** BEGIN **

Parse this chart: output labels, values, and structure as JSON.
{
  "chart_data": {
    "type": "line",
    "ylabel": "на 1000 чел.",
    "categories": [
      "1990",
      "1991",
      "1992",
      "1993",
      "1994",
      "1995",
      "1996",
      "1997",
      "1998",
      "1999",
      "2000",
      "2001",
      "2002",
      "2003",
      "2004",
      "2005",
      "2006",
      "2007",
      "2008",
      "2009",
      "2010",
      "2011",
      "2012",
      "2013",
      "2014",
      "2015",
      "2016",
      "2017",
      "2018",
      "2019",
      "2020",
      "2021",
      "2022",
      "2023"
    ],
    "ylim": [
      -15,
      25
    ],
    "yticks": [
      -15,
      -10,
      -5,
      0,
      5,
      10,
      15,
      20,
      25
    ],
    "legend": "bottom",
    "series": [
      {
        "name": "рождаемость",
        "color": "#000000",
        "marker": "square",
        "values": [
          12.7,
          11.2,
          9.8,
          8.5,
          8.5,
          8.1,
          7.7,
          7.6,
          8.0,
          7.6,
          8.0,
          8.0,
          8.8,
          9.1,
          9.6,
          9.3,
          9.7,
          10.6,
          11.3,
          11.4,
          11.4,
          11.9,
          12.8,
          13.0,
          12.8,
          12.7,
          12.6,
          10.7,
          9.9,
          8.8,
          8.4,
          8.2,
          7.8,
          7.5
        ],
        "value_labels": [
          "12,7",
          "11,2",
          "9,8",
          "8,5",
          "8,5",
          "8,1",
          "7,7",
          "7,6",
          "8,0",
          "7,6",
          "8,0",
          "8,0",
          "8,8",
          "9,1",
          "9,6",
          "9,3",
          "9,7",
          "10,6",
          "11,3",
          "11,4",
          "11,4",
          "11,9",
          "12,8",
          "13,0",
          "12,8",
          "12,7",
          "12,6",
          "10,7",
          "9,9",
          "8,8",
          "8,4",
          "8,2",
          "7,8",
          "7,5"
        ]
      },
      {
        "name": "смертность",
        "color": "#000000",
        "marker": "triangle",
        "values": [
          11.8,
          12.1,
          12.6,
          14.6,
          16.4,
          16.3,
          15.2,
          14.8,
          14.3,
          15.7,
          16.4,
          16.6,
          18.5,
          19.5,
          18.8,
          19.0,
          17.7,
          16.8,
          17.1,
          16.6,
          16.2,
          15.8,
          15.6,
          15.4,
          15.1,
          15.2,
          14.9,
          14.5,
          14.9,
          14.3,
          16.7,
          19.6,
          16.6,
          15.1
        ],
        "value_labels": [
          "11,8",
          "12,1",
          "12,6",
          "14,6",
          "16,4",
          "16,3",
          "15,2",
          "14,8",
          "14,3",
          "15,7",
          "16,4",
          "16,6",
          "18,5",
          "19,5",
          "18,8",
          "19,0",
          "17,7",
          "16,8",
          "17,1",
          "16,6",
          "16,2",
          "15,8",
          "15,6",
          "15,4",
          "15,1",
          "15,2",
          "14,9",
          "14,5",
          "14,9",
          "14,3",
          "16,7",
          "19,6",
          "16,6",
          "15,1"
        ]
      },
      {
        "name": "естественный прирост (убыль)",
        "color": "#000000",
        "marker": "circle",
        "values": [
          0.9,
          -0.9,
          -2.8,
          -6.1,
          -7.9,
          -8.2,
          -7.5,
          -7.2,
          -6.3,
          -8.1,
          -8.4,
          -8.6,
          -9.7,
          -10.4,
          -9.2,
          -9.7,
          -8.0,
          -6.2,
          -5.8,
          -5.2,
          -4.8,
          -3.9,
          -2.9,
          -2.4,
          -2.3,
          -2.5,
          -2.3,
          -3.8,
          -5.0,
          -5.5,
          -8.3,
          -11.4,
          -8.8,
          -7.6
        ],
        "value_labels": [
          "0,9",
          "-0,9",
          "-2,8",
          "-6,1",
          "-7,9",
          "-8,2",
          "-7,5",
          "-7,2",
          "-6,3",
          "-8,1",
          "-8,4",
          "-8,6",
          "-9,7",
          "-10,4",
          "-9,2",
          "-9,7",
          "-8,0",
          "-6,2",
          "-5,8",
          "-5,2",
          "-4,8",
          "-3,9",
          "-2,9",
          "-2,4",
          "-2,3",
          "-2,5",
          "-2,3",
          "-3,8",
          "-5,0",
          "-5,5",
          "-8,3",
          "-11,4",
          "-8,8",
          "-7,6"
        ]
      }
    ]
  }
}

** END **

• **What is needed**
Reproduce all of the material above word for word.

• **Correct answer**
Parse this chart: output labels, values, and structure as JSON.
{
  "chart_data": {
    "type": "line",
    "ylabel": "на 1000 чел.",
    "categories": [
      "1990",
      "1991",
      "1992",
      "1993",
      "1994",
      "1995",
      "1996",
      "1997",
      "1998",
      "1999",
      "2000",
      "2001",
      "2002",
      "2003",
      "2004",
      "2005",
      "2006",
      "2007",
      "2008",
      "2009",
      "2010",
      "2011",
      "2012",
      "2013",
      "2014",
      "2015",
      "2016",
      "2017",
      "2018",
      "2019",
      "2020",
      "2021",
      "2022",
      "2023"
    ],
    "ylim": [
      -15,
      25
    ],
    "yticks": [
      -15,
      -10,
      -5,
      0,
      5,
      10,
      15,
      20,
      25
    ],
    "legend": "bottom",
    "series": [
      {
        "name": "рождаемость",
        "color": "#000000",
        "marker": "square",
        "values": [
          12.7,
          11.2,
          9.8,
          8.5,
          8.5,
          8.1,
          7.7,
          7.6,
          8.0,
          7.6,
          8.0,
          8.0,
          8.8,
          9.1,
          9.6,
          9.3,
          9.7,
          10.6,
          11.3,
          11.4,
          11.4,
          11.9,
          12.8,
          13.0,
          12.8,
          12.7,
          12.6,
          10.7,
          9.9,
          8.8,
          8.4,
          8.2,
          7.8,
          7.5
        ],
        "value_labels": [
          "12,7",
          "11,2",
          "9,8",
          "8,5",
          "8,5",
          "8,1",
          "7,7",
          "7,6",
          "8,0",
          "7,6",
          "8,0",
          "8,0",
          "8,8",
          "9,1",
          "9,6",
          "9,3",
          "9,7",
          "10,6",
          "11,3",
          "11,4",
          "11,4",
          "11,9",
          "12,8",
          "13,0",
          "12,8",
          "12,7",
          "12,6",
          "10,7",
          "9,9",
          "8,8",
          "8,4",
          "8,2",
          "7,8",
          "7,5"
        ]
      },
      {
        "name": "смертность",
        "color": "#000000",
        "marker": "triangle",
        "values": [
          11.8,
          12.1,
          12.6,
          14.6,
          16.4,
          16.3,
          15.2,
          14.8,
          14.3,
          15.7,
          16.4,
          16.6,
          18.5,
          19.5,
          18.8,
          19.0,
          17.7,
          16.8,
          17.1,
          16.6,
          16.2,
          15.8,
          15.6,
          15.4,
          15.1,
          15.2,
          14.9,
          14.5,
          14.9,
          14.3,
          16.7,
          19.6,
          16.6,
          15.1
        ],
        "value_labels": [
          "11,8",
          "12,1",
          "12,6",
          "14,6",
          "16,4",
          "16,3",
          "15,2",
          "14,8",
          "14,3",
          "15,7",
          "16,4",
          "16,6",
          "18,5",
          "19,5",
          "18,8",
          "19,0",
          "17,7",
          "16,8",
          "17,1",
          "16,6",
          "16,2",
          "15,8",
          "15,6",
          "15,4",
          "15,1",
          "15,2",
          "14,9",
          "14,5",
          "14,9",
          "14,3",
          "16,7",
          "19,6",
          "16,6",
          "15,1"
        ]
      },
      {
        "name": "естественный прирост (убыль)",
        "color": "#000000",
        "marker": "circle",
        "values": [
          0.9,
          -0.9,
          -2.8,
          -6.1,
          -7.9,
          -8.2,
          -7.5,
          -7.2,
          -6.3,
          -8.1,
          -8.4,
          -8.6,
          -9.7,
          -10.4,
          -9.2,
          -9.7,
          -8.0,
          -6.2,
          -5.8,
          -5.2,
          -4.8,
          -3.9,
          -2.9,
          -2.4,
          -2.3,
          -2.5,
          -2.3,
          -3.8,
          -5.0,
          -5.5,
          -8.3,
          -11.4,
          -8.8,
          -7.6
        ],
        "value_labels": [
          "0,9",
          "-0,9",
          "-2,8",
          "-6,1",
          "-7,9",
          "-8,2",
          "-7,5",
          "-7,2",
          "-6,3",
          "-8,1",
          "-8,4",
          "-8,6",
          "-9,7",
          "-10,4",
          "-9,2",
          "-9,7",
          "-8,0",
          "-6,2",
          "-5,8",
          "-5,2",
          "-4,8",
          "-3,9",
          "-2,9",
          "-2,4",
          "-2,3",
          "-2,5",
          "-2,3",
          "-3,8",
          "-5,0",
          "-5,5",
          "-8,3",
          "-11,4",
          "-8,8",
          "-7,6"
        ]
      }
    ]
  }
}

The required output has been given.